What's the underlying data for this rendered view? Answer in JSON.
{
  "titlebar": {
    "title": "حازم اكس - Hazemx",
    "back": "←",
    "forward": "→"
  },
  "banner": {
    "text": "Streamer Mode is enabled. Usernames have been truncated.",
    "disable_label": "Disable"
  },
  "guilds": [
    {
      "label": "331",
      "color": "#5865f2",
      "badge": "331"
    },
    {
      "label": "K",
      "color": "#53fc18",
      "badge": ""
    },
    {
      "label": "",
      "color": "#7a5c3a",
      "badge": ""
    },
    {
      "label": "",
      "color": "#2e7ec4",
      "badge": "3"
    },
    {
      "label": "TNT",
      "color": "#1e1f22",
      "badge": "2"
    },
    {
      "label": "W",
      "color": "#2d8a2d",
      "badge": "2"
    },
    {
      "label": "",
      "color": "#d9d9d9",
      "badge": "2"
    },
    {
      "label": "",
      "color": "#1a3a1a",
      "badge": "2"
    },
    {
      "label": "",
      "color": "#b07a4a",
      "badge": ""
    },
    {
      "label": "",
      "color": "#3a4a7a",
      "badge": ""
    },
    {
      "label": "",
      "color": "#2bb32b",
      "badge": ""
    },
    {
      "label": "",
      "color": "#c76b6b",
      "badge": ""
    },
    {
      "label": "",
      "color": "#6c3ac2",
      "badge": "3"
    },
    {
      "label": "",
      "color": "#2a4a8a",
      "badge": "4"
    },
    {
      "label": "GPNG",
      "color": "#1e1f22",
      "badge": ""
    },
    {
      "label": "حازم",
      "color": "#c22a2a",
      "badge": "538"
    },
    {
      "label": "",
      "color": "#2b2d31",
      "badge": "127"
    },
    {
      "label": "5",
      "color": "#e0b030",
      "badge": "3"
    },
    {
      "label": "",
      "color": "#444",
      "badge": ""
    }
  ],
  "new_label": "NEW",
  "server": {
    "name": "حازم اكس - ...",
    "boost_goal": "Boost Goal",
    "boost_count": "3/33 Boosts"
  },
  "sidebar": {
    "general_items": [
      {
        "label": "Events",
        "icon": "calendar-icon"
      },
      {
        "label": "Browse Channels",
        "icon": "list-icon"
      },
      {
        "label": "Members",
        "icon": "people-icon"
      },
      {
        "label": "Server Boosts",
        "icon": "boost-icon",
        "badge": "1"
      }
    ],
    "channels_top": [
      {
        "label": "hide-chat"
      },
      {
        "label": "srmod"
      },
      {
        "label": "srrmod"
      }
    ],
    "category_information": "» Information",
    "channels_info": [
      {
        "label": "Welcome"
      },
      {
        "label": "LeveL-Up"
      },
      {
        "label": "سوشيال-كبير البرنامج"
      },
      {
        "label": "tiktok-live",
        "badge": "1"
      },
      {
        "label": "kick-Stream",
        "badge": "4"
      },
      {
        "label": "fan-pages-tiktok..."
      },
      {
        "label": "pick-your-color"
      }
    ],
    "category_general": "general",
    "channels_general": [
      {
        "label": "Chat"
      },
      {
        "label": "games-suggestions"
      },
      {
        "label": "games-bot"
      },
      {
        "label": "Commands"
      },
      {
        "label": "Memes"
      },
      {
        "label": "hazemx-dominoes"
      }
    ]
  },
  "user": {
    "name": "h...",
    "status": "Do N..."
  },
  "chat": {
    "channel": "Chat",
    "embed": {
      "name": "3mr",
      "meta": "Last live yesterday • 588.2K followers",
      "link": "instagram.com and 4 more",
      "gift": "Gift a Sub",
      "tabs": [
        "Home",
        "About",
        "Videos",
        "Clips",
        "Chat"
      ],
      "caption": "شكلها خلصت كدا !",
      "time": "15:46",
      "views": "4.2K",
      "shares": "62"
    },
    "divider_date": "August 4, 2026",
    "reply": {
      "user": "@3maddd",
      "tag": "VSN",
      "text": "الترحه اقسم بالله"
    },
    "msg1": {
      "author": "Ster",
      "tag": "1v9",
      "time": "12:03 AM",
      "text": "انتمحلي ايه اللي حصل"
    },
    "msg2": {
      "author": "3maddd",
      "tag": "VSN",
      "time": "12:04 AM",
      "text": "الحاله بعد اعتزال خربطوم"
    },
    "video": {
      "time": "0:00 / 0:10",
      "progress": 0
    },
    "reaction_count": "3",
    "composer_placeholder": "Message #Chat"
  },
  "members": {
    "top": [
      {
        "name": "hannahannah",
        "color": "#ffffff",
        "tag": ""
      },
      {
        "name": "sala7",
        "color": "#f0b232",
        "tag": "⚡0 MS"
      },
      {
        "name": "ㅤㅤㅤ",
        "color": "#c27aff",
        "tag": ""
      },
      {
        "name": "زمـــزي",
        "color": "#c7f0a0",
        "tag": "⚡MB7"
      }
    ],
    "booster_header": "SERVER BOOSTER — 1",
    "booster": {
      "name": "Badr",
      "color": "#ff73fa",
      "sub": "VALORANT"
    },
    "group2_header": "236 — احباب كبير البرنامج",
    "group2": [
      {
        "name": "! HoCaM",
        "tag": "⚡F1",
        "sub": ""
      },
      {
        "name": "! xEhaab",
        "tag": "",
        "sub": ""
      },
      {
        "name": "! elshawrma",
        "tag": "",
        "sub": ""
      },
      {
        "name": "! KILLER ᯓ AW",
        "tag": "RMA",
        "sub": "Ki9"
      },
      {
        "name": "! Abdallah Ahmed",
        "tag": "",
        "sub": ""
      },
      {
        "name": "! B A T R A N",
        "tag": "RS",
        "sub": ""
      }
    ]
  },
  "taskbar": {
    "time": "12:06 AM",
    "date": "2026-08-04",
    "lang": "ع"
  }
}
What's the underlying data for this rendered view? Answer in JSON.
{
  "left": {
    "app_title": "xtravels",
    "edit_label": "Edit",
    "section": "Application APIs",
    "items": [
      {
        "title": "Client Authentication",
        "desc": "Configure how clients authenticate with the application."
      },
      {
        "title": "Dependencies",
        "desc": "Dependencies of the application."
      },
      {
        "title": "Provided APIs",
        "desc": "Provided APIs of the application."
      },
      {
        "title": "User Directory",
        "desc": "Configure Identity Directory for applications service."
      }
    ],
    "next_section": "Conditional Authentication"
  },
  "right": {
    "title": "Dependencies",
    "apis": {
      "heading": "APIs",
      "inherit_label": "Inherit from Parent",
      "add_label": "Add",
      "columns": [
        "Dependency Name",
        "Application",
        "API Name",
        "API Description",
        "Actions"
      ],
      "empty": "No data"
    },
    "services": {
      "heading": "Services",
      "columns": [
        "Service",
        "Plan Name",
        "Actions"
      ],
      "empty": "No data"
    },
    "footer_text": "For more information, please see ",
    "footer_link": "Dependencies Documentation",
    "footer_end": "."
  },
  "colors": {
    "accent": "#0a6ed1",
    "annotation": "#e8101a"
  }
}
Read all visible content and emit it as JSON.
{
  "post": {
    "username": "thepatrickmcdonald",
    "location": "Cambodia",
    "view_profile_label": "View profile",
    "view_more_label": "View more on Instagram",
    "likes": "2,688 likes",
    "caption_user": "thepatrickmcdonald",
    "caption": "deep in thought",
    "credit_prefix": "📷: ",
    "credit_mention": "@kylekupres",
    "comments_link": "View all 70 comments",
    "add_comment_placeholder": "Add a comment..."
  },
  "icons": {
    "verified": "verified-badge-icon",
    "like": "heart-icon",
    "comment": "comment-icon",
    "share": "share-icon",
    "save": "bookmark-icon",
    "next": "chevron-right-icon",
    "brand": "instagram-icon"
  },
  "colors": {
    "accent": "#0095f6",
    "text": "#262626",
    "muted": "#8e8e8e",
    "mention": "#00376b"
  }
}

==========

EXERCISE PROMPT » Reproduce every record, matching each line exactly.

RESULT »
What's the underlying data for this rendered view? Answer in JSON.
{
  "titlebar": {
    "title": "حازم اكس - Hazemx",
    "back": "←",
    "forward": "→"
  },
  "banner": {
    "text": "Streamer Mode is enabled. Usernames have been truncated.",
    "disable_label": "Disable"
  },
  "guilds": [
    {
      "label": "331",
      "color": "#5865f2",
      "badge": "331"
    },
    {
      "label": "K",
      "color": "#53fc18",
      "badge": ""
    },
    {
      "label": "",
      "color": "#7a5c3a",
      "badge": ""
    },
    {
      "label": "",
      "color": "#2e7ec4",
      "badge": "3"
    },
    {
      "label": "TNT",
      "color": "#1e1f22",
      "badge": "2"
    },
    {
      "label": "W",
      "color": "#2d8a2d",
      "badge": "2"
    },
    {
      "label": "",
      "color": "#d9d9d9",
      "badge": "2"
    },
    {
      "label": "",
      "color": "#1a3a1a",
      "badge": "2"
    },
    {
      "label": "",
      "color": "#b07a4a",
      "badge": ""
    },
    {
      "label": "",
      "color": "#3a4a7a",
      "badge": ""
    },
    {
      "label": "",
      "color": "#2bb32b",
      "badge": ""
    },
    {
      "label": "",
      "color": "#c76b6b",
      "badge": ""
    },
    {
      "label": "",
      "color": "#6c3ac2",
      "badge": "3"
    },
    {
      "label": "",
      "color": "#2a4a8a",
      "badge": "4"
    },
    {
      "label": "GPNG",
      "color": "#1e1f22",
      "badge": ""
    },
    {
      "label": "حازم",
      "color": "#c22a2a",
      "badge": "538"
    },
    {
      "label": "",
      "color": "#2b2d31",
      "badge": "127"
    },
    {
      "label": "5",
      "color": "#e0b030",
      "badge": "3"
    },
    {
      "label": "",
      "color": "#444",
      "badge": ""
    }
  ],
  "new_label": "NEW",
  "server": {
    "name": "حازم اكس - ...",
    "boost_goal": "Boost Goal",
    "boost_count": "3/33 Boosts"
  },
  "sidebar": {
    "general_items": [
      {
        "label": "Events",
        "icon": "calendar-icon"
      },
      {
        "label": "Browse Channels",
        "icon": "list-icon"
      },
      {
        "label": "Members",
        "icon": "people-icon"
      },
      {
        "label": "Server Boosts",
        "icon": "boost-icon",
        "badge": "1"
      }
    ],
    "channels_top": [
      {
        "label": "hide-chat"
      },
      {
        "label": "srmod"
      },
      {
        "label": "srrmod"
      }
    ],
    "category_information": "» Information",
    "channels_info": [
      {
        "label": "Welcome"
      },
      {
        "label": "LeveL-Up"
      },
      {
        "label": "سوشيال-كبير البرنامج"
      },
      {
        "label": "tiktok-live",
        "badge": "1"
      },
      {
        "label": "kick-Stream",
        "badge": "4"
      },
      {
        "label": "fan-pages-tiktok..."
      },
      {
        "label": "pick-your-color"
      }
    ],
    "category_general": "general",
    "channels_general": [
      {
        "label": "Chat"
      },
      {
        "label": "games-suggestions"
      },
      {
        "label": "games-bot"
      },
      {
        "label": "Commands"
      },
      {
        "label": "Memes"
      },
      {
        "label": "hazemx-dominoes"
      }
    ]
  },
  "user": {
    "name": "h...",
    "status": "Do N..."
  },
  "chat": {
    "channel": "Chat",
    "embed": {
      "name": "3mr",
      "meta": "Last live yesterday • 588.2K followers",
      "link": "instagram.com and 4 more",
      "gift": "Gift a Sub",
      "tabs": [
        "Home",
        "About",
        "Videos",
        "Clips",
        "Chat"
      ],
      "caption": "شكلها خلصت كدا !",
      "time": "15:46",
      "views": "4.2K",
      "shares": "62"
    },
    "divider_date": "August 4, 2026",
    "reply": {
      "user": "@3maddd",
      "tag": "VSN",
      "text": "الترحه اقسم بالله"
    },
    "msg1": {
      "author": "Ster",
      "tag": "1v9",
      "time": "12:03 AM",
      "text": "انتمحلي ايه اللي حصل"
    },
    "msg2": {
      "author": "3maddd",
      "tag": "VSN",
      "time": "12:04 AM",
      "text": "الحاله بعد اعتزال خربطوم"
    },
    "video": {
      "time": "0:00 / 0:10",
      "progress": 0
    },
    "reaction_count": "3",
    "composer_placeholder": "Message #Chat"
  },
  "members": {
    "top": [
      {
        "name": "hannahannah",
        "color": "#ffffff",
        "tag": ""
      },
      {
        "name": "sala7",
        "color": "#f0b232",
        "tag": "⚡0 MS"
      },
      {
        "name": "ㅤㅤㅤ",
        "color": "#c27aff",
        "tag": ""
      },
      {
        "name": "زمـــزي",
        "color": "#c7f0a0",
        "tag": "⚡MB7"
      }
    ],
    "booster_header": "SERVER BOOSTER — 1",
    "booster": {
      "name": "Badr",
      "color": "#ff73fa",
      "sub": "VALORANT"
    },
    "group2_header": "236 — احباب كبير البرنامج",
    "group2": [
      {
        "name": "! HoCaM",
        "tag": "⚡F1",
        "sub": ""
      },
      {
        "name": "! xEhaab",
        "tag": "",
        "sub": ""
      },
      {
        "name": "! elshawrma",
        "tag": "",
        "sub": ""
      },
      {
        "name": "! KILLER ᯓ AW",
        "tag": "RMA",
        "sub": "Ki9"
      },
      {
        "name": "! Abdallah Ahmed",
        "tag": "",
        "sub": ""
      },
      {
        "name": "! B A T R A N",
        "tag": "RS",
        "sub": ""
      }
    ]
  },
  "taskbar": {
    "time": "12:06 AM",
    "date": "2026-08-04",
    "lang": "ع"
  }
}
What's the underlying data for this rendered view? Answer in JSON.
{
  "left": {
    "app_title": "xtravels",
    "edit_label": "Edit",
    "section": "Application APIs",
    "items": [
      {
        "title": "Client Authentication",
        "desc": "Configure how clients authenticate with the application."
      },
      {
        "title": "Dependencies",
        "desc": "Dependencies of the application."
      },
      {
        "title": "Provided APIs",
        "desc": "Provided APIs of the application."
      },
      {
        "title": "User Directory",
        "desc": "Configure Identity Directory for applications service."
      }
    ],
    "next_section": "Conditional Authentication"
  },
  "right": {
    "title": "Dependencies",
    "apis": {
      "heading": "APIs",
      "inherit_label": "Inherit from Parent",
      "add_label": "Add",
      "columns": [
        "Dependency Name",
        "Application",
        "API Name",
        "API Description",
        "Actions"
      ],
      "empty": "No data"
    },
    "services": {
      "heading": "Services",
      "columns": [
        "Service",
        "Plan Name",
        "Actions"
      ],
      "empty": "No data"
    },
    "footer_text": "For more information, please see ",
    "footer_link": "Dependencies Documentation",
    "footer_end": "."
  },
  "colors": {
    "accent": "#0a6ed1",
    "annotation": "#e8101a"
  }
}
Read all visible content and emit it as JSON.
{
  "post": {
    "username": "thepatrickmcdonald",
    "location": "Cambodia",
    "view_profile_label": "View profile",
    "view_more_label": "View more on Instagram",
    "likes": "2,688 likes",
    "caption_user": "thepatrickmcdonald",
    "caption": "deep in thought",
    "credit_prefix": "📷: ",
    "credit_mention": "@kylekupres",
    "comments_link": "View all 70 comments",
    "add_comment_placeholder": "Add a comment..."
  },
  "icons": {
    "verified": "verified-badge-icon",
    "like": "heart-icon",
    "comment": "comment-icon",
    "share": "share-icon",
    "save": "bookmark-icon",
    "next": "chevron-right-icon",
    "brand": "instagram-icon"
  },
  "colors": {
    "accent": "#0095f6",
    "text": "#262626",
    "muted": "#8e8e8e",
    "mention": "#00376b"
  }
}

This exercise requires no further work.